## PROBLEM TO SOLVE
Where a line holds the word "Yoke", copy that line.

## DATA SECTION
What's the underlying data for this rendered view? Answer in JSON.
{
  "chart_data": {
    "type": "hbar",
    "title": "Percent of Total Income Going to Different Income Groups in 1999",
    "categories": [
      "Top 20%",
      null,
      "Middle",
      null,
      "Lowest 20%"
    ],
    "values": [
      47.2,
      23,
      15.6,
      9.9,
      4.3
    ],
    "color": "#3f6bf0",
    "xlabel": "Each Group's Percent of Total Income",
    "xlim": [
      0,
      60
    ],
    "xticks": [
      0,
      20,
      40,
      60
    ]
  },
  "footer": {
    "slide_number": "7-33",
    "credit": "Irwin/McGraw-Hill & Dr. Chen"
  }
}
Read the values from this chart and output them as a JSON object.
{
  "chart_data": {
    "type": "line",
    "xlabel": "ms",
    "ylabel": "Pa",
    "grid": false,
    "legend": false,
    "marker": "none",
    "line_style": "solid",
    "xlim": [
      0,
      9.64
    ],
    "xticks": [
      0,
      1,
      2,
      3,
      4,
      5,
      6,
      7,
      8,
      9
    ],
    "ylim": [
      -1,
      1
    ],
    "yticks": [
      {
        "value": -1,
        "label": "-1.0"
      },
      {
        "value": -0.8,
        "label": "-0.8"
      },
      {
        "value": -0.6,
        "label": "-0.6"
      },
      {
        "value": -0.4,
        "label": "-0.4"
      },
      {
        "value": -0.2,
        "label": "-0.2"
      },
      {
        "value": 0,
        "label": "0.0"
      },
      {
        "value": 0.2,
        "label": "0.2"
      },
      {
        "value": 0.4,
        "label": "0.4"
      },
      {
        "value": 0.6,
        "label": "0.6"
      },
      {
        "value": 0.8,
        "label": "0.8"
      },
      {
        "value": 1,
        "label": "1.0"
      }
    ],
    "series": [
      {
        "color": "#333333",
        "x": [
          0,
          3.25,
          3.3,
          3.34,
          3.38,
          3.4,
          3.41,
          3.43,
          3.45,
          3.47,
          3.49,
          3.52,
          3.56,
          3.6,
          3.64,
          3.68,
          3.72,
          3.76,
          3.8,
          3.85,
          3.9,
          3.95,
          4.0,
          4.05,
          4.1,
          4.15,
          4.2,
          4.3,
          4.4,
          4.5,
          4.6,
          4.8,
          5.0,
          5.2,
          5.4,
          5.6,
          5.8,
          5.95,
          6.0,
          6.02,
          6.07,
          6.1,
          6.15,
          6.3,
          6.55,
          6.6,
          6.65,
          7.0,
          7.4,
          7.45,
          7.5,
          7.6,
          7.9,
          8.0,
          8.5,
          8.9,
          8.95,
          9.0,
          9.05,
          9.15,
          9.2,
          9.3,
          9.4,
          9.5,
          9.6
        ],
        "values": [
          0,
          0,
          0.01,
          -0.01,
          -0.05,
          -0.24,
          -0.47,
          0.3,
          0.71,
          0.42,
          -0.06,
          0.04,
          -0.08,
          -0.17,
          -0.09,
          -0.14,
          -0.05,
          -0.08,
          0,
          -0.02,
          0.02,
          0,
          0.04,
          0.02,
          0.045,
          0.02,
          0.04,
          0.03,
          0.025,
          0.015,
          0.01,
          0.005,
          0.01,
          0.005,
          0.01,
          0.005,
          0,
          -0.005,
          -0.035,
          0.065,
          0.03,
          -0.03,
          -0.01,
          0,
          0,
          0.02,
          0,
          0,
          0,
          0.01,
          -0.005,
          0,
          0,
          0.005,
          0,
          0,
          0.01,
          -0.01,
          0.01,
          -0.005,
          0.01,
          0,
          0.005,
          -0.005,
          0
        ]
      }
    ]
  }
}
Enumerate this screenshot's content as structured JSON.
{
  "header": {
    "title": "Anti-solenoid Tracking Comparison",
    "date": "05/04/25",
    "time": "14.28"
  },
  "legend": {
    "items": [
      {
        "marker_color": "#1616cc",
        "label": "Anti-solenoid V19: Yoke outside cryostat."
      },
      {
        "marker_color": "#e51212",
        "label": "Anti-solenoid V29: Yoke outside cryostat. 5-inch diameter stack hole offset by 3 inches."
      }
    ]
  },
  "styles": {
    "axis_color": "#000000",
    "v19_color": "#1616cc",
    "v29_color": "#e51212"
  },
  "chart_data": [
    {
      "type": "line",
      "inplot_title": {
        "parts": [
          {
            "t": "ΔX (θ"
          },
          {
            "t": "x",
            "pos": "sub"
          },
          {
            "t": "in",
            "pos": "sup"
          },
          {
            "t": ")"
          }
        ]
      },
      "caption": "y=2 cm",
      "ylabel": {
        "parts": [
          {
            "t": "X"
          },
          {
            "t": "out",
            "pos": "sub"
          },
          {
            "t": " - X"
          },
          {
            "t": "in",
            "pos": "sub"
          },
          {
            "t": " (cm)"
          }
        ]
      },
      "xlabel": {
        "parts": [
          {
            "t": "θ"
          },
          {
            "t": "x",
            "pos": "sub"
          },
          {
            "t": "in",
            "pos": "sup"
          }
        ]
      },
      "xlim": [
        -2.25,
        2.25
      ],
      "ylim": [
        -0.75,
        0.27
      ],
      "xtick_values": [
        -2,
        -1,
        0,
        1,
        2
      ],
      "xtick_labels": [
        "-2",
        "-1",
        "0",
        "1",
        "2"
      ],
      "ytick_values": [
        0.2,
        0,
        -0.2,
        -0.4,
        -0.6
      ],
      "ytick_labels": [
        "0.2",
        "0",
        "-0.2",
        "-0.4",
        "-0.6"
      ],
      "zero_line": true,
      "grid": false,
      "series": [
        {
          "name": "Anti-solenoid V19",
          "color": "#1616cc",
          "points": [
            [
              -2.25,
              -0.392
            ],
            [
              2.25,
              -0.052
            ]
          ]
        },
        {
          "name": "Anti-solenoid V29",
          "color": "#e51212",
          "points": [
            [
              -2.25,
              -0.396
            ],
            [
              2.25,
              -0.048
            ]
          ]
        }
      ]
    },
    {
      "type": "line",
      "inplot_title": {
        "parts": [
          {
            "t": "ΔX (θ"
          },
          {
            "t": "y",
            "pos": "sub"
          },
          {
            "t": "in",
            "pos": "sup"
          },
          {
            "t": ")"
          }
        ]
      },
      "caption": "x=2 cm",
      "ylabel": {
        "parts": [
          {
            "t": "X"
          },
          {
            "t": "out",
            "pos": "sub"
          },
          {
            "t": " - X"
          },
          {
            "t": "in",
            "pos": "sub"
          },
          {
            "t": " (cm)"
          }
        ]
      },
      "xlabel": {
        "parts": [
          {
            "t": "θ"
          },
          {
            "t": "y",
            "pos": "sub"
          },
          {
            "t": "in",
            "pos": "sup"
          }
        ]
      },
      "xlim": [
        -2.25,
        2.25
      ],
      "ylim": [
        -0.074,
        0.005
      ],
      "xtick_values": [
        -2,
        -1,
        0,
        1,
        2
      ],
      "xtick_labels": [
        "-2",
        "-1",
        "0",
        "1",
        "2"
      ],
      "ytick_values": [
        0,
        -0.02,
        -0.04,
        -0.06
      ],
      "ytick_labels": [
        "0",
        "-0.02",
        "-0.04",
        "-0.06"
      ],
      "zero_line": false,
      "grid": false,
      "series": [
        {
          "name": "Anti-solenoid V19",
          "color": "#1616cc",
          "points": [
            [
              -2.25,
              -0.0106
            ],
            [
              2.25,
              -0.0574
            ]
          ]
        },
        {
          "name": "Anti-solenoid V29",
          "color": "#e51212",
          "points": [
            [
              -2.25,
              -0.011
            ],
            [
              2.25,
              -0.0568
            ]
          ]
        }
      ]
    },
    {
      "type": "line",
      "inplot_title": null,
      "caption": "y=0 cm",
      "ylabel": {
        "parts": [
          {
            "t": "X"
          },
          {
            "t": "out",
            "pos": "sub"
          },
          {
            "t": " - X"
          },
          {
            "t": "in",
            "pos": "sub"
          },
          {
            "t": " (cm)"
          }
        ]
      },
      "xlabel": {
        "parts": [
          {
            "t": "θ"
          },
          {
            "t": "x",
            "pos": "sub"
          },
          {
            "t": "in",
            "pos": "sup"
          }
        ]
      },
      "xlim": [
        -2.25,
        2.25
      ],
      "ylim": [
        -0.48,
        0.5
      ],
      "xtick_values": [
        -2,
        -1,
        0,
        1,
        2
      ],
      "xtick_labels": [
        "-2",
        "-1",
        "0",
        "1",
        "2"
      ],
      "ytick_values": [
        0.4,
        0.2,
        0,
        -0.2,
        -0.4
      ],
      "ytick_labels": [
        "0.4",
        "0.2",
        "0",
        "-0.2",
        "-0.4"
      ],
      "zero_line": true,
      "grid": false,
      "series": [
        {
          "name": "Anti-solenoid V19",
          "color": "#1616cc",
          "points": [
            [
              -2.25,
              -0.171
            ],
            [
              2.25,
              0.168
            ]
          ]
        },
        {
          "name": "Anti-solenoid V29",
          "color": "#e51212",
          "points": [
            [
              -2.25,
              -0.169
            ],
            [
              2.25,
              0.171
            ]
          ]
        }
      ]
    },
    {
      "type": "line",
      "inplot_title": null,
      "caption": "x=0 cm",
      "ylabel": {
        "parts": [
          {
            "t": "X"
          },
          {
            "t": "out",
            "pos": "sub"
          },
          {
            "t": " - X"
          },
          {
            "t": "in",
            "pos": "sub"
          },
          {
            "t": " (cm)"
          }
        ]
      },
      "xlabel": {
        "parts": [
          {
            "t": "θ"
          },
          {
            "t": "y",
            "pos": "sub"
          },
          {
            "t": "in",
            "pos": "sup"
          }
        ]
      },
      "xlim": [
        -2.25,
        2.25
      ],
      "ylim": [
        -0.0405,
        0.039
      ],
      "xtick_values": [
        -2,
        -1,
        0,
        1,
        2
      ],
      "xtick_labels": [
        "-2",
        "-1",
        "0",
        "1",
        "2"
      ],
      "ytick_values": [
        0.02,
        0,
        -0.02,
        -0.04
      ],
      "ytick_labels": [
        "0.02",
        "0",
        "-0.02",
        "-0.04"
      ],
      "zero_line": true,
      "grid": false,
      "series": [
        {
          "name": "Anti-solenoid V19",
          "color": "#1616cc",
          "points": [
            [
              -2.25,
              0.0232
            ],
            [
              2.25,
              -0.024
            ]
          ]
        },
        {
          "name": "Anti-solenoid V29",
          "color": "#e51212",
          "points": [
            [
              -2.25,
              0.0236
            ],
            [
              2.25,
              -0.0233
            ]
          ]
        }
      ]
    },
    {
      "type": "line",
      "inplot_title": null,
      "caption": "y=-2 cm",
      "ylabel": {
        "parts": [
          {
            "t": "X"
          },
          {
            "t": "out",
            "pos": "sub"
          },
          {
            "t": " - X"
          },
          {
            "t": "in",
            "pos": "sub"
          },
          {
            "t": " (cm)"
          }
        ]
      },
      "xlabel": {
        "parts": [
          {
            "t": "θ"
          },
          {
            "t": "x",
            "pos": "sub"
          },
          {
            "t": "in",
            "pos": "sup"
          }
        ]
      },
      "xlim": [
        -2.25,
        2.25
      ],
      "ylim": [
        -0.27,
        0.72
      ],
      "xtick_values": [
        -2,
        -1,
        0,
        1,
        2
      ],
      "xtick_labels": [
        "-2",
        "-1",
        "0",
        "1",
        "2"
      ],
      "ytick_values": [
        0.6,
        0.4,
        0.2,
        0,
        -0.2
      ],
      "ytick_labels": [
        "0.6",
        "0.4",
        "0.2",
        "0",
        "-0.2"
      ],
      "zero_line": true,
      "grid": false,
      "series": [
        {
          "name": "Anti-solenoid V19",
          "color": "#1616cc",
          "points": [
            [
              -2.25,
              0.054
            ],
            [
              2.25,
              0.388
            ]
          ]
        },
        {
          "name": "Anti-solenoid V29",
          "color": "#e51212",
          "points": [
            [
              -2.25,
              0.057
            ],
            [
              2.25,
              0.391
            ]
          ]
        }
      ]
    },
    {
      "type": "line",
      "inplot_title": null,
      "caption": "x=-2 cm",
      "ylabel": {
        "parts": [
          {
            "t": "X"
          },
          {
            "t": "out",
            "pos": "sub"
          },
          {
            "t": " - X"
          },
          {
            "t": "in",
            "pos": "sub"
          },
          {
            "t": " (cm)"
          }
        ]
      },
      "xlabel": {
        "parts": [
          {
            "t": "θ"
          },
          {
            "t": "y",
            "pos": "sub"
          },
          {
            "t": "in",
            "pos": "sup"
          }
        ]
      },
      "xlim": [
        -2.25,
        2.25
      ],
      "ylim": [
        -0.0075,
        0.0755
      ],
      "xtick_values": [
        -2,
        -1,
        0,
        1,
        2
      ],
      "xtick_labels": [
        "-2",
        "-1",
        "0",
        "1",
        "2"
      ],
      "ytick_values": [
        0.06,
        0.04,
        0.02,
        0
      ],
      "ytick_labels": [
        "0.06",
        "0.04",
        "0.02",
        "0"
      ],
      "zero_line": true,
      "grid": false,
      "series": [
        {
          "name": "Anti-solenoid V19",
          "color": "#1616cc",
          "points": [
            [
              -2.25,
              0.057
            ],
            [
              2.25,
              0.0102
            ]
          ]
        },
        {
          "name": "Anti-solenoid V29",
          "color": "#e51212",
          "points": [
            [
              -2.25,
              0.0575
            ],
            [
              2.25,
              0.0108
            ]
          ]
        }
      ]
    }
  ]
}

## OUTPUT
        "label": "Anti-solenoid V19: Yoke outside cryostat."
        "label": "Anti-solenoid V29: Yoke outside cryostat. 5-inch diameter stack hole offset by 3 inches."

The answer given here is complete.